## begin The data

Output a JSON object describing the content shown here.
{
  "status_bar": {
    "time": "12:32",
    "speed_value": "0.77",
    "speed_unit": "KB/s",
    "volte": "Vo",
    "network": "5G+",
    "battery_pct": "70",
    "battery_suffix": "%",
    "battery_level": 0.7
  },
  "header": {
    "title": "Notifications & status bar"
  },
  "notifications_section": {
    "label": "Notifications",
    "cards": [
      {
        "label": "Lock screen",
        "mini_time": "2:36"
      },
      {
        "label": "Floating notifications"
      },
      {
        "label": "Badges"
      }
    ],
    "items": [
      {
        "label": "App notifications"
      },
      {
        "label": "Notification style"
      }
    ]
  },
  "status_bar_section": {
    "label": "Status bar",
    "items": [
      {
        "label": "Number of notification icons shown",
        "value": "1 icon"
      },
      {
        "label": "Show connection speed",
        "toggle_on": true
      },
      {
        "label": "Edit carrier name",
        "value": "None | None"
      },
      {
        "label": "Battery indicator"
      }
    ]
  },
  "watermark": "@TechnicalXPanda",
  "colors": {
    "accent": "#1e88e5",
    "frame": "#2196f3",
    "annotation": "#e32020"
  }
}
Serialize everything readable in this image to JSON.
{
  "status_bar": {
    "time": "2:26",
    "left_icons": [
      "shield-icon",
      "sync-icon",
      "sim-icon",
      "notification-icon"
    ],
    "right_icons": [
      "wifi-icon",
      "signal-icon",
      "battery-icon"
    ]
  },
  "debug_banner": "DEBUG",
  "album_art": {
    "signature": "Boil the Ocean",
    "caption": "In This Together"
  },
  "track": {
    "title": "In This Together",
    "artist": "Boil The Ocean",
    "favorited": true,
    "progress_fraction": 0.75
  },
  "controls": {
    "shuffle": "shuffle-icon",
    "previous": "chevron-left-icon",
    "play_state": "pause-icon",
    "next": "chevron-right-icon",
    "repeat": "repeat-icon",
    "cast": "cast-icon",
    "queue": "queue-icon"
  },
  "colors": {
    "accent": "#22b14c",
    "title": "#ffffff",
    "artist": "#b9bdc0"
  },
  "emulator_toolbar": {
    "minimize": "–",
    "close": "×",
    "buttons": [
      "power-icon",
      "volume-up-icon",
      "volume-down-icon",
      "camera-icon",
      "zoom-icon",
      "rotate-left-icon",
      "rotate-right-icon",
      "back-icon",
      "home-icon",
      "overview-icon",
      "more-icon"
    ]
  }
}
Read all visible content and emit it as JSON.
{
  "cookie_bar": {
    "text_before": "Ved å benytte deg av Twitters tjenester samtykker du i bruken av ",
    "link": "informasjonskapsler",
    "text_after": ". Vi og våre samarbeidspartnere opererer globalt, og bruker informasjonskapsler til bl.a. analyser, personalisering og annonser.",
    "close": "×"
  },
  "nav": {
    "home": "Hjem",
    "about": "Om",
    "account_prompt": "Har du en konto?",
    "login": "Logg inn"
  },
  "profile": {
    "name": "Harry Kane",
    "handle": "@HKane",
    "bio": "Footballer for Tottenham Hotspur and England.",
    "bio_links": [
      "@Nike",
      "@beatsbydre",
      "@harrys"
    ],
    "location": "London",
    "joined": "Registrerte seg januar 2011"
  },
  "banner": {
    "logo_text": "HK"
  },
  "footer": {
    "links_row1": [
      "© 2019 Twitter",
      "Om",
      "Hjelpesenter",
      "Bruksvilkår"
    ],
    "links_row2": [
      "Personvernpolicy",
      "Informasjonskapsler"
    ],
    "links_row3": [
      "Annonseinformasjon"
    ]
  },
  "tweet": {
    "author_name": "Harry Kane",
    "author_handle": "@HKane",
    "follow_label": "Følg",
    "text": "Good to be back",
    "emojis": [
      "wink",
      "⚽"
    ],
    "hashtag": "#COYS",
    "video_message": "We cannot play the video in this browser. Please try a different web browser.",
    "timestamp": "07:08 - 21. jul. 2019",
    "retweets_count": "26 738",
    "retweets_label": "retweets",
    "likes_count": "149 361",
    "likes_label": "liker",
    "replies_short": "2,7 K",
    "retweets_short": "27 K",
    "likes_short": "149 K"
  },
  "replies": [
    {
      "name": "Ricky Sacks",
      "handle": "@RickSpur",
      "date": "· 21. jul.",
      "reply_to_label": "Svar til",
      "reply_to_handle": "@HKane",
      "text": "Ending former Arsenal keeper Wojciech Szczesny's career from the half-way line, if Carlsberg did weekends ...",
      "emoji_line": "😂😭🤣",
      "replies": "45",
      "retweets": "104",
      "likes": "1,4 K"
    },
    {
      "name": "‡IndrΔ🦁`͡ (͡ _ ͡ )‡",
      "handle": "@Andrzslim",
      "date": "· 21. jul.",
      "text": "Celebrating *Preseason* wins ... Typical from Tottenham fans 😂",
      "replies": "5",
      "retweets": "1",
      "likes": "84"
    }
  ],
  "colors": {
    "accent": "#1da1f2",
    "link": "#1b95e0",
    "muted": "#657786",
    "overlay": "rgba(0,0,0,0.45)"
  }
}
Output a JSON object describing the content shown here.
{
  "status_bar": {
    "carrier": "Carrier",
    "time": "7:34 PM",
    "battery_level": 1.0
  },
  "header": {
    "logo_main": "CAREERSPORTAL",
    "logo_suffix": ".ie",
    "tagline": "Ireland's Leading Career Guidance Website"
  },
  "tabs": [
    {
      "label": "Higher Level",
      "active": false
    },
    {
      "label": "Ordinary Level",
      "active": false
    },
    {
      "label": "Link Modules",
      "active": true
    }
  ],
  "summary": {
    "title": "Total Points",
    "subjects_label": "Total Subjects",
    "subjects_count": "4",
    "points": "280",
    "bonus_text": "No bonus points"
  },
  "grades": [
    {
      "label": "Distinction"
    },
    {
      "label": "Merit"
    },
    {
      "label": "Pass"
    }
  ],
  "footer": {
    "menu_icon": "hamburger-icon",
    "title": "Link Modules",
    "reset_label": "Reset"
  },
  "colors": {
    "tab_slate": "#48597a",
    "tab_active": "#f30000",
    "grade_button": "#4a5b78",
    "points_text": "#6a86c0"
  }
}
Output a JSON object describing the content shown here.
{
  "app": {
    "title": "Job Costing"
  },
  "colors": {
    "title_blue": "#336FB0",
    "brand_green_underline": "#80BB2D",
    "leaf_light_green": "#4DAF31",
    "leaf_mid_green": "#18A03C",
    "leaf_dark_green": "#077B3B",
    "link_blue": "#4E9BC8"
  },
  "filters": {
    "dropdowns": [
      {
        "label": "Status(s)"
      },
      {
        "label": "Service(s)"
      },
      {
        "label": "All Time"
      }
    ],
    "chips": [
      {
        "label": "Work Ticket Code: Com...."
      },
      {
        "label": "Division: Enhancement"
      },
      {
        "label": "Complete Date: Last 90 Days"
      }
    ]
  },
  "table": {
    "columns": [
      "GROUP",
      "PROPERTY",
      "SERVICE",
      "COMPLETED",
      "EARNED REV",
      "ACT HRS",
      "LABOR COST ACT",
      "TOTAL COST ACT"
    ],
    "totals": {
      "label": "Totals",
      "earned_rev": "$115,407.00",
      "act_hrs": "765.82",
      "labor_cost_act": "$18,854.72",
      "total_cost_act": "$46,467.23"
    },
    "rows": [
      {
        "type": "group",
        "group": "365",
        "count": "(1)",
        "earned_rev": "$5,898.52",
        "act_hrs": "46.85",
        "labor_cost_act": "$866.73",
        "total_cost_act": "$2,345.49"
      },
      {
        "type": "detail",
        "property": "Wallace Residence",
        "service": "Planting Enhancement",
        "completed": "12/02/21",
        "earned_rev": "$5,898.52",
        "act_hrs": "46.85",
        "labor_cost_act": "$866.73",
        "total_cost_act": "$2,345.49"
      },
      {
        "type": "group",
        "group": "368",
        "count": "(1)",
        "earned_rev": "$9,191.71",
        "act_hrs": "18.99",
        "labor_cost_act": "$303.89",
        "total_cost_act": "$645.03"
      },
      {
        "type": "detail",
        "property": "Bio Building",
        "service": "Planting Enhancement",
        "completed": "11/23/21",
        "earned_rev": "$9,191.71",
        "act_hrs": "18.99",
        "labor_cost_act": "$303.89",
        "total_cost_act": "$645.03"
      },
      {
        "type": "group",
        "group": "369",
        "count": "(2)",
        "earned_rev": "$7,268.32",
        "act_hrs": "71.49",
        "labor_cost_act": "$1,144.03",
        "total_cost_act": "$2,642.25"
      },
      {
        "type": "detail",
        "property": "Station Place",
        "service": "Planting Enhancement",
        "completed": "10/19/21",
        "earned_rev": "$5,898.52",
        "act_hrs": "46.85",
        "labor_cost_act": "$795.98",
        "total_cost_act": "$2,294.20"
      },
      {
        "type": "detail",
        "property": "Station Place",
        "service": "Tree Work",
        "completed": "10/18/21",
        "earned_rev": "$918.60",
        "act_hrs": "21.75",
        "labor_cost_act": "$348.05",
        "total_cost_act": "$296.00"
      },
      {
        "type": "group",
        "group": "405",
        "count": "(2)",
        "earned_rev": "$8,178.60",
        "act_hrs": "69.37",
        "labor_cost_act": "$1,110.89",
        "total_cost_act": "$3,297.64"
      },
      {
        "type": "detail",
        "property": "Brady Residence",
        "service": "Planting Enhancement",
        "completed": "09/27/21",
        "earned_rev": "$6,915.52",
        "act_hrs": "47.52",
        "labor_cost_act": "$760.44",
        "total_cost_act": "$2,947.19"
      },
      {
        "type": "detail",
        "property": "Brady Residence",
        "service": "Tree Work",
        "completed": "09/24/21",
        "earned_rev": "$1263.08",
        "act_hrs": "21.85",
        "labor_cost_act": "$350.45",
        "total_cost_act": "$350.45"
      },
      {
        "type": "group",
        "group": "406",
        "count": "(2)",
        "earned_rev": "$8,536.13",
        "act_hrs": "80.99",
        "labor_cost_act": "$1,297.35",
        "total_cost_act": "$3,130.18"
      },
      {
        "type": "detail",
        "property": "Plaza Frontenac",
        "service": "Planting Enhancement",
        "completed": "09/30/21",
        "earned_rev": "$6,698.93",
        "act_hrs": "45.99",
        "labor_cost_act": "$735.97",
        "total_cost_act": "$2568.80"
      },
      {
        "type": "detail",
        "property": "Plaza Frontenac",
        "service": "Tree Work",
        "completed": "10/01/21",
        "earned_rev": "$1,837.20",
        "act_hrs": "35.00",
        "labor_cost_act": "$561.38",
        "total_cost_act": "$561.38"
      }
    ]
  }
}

## end The data

### The exercise
Reproduce every line of the listing above in which the string "true" appears.

### Exercise answer
        "toggle_on": true
    "favorited": true,
      "active": true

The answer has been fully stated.